%%

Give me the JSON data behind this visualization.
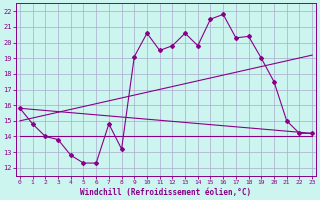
{
  "bg_color": "#cdf5f0",
  "grid_color": "#aaaacc",
  "line_color": "#880088",
  "x_ticks": [
    0,
    1,
    2,
    3,
    4,
    5,
    6,
    7,
    8,
    9,
    10,
    11,
    12,
    13,
    14,
    15,
    16,
    17,
    18,
    19,
    20,
    21,
    22,
    23
  ],
  "y_ticks": [
    12,
    13,
    14,
    15,
    16,
    17,
    18,
    19,
    20,
    21,
    22
  ],
  "xlim": [
    -0.3,
    23.3
  ],
  "ylim": [
    11.5,
    22.5
  ],
  "xlabel": "Windchill (Refroidissement éolien,°C)",
  "series1_x": [
    0,
    1,
    2,
    3,
    4,
    5,
    6,
    7,
    8,
    9,
    10,
    11,
    12,
    13,
    14,
    15,
    16,
    17,
    18,
    19,
    20,
    21,
    22,
    23
  ],
  "series1_y": [
    15.8,
    14.8,
    14.0,
    13.8,
    12.8,
    12.3,
    12.3,
    14.8,
    13.2,
    19.1,
    20.6,
    19.5,
    19.8,
    20.6,
    19.8,
    21.5,
    21.8,
    20.3,
    20.4,
    19.0,
    17.5,
    15.0,
    14.2,
    14.2
  ],
  "series2_x": [
    0,
    23
  ],
  "series2_y": [
    15.8,
    14.2
  ],
  "series3_x": [
    0,
    23
  ],
  "series3_y": [
    15.0,
    19.2
  ],
  "series4_x": [
    0,
    23
  ],
  "series4_y": [
    14.0,
    14.0
  ]
}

%%

(Instruction): The listing above needs to be output again exactly. Don't include the pictures.

(Solution for this problem):
Give me the JSON data behind this visualization.
{
  "bg_color": "#cdf5f0",
  "grid_color": "#aaaacc",
  "line_color": "#880088",
  "x_ticks": [
    0,
    1,
    2,
    3,
    4,
    5,
    6,
    7,
    8,
    9,
    10,
    11,
    12,
    13,
    14,
    15,
    16,
    17,
    18,
    19,
    20,
    21,
    22,
    23
  ],
  "y_ticks": [
    12,
    13,
    14,
    15,
    16,
    17,
    18,
    19,
    20,
    21,
    22
  ],
  "xlim": [
    -0.3,
    23.3
  ],
  "ylim": [
    11.5,
    22.5
  ],
  "xlabel": "Windchill (Refroidissement éolien,°C)",
  "series1_x": [
    0,
    1,
    2,
    3,
    4,
    5,
    6,
    7,
    8,
    9,
    10,
    11,
    12,
    13,
    14,
    15,
    16,
    17,
    18,
    19,
    20,
    21,
    22,
    23
  ],
  "series1_y": [
    15.8,
    14.8,
    14.0,
    13.8,
    12.8,
    12.3,
    12.3,
    14.8,
    13.2,
    19.1,
    20.6,
    19.5,
    19.8,
    20.6,
    19.8,
    21.5,
    21.8,
    20.3,
    20.4,
    19.0,
    17.5,
    15.0,
    14.2,
    14.2
  ],
  "series2_x": [
    0,
    23
  ],
  "series2_y": [
    15.8,
    14.2
  ],
  "series3_x": [
    0,
    23
  ],
  "series3_y": [
    15.0,
    19.2
  ],
  "series4_x": [
    0,
    23
  ],
  "series4_y": [
    14.0,
    14.0
  ]
}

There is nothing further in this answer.